Data excerpts:
◆ ◆ ◆

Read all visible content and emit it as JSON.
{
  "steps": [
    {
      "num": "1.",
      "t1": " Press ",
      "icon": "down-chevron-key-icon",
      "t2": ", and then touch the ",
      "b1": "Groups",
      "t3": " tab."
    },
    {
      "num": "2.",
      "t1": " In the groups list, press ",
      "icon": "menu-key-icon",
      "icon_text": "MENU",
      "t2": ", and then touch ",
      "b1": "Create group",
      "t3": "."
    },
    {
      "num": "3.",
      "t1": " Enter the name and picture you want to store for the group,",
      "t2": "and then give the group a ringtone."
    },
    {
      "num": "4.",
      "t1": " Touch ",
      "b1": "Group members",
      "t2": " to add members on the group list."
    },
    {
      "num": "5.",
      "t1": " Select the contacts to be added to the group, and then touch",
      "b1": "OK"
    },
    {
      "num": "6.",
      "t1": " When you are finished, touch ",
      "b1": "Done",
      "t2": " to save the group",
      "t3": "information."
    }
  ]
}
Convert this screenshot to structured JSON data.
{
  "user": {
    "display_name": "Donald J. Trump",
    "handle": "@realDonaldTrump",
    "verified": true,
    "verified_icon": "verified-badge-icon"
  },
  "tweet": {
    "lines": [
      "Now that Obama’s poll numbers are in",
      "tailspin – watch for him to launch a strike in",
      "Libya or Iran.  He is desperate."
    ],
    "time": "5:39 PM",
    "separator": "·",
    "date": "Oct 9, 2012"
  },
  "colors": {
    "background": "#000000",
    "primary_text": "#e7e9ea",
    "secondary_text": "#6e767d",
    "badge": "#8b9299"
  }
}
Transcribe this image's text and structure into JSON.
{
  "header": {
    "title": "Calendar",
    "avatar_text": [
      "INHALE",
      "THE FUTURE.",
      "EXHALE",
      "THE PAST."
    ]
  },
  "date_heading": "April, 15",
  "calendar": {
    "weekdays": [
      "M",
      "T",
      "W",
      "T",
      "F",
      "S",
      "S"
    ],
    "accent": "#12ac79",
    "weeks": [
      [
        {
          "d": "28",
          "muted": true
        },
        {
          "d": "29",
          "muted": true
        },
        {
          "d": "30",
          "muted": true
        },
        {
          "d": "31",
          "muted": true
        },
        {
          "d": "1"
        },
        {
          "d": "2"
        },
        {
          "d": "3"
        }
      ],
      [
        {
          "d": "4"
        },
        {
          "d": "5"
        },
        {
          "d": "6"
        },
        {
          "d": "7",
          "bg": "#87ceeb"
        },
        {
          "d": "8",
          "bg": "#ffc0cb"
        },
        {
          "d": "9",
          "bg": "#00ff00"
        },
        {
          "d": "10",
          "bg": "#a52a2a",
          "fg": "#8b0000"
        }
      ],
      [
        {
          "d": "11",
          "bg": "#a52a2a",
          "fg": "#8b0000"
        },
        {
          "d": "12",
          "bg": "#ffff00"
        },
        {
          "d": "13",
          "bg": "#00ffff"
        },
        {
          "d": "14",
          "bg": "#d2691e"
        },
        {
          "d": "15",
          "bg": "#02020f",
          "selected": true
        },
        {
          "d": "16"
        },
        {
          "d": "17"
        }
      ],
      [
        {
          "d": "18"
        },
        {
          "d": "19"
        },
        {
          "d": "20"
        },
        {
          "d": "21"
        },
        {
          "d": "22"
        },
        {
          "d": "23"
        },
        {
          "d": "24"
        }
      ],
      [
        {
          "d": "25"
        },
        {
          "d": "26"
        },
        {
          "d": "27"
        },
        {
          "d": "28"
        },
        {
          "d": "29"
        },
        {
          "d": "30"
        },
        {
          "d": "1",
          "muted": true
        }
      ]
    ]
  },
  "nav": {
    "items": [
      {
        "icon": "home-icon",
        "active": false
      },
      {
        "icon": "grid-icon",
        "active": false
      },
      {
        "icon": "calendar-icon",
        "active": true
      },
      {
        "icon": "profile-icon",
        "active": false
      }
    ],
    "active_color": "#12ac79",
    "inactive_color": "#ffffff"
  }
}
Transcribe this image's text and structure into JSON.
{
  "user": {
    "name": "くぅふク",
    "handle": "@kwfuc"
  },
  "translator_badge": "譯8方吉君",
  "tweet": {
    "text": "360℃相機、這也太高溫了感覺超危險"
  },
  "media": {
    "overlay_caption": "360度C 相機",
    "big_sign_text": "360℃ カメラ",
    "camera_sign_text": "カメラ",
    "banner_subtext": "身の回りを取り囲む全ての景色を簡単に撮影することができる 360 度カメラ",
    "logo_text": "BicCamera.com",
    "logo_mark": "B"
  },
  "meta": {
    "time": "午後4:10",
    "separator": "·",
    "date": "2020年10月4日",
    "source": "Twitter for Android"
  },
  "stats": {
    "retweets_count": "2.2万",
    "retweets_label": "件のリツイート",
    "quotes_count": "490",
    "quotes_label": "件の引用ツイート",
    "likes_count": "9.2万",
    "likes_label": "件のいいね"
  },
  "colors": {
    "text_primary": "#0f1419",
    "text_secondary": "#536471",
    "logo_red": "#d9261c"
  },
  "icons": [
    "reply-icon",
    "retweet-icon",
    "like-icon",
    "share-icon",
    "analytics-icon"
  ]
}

◆ ◆ ◆

• [WHAT YOU SHOULD DO]:
From the material given, work out how many lines hold the string "JSON"; state that number and nothing further.

• [CORRECT RESPONSE]:
4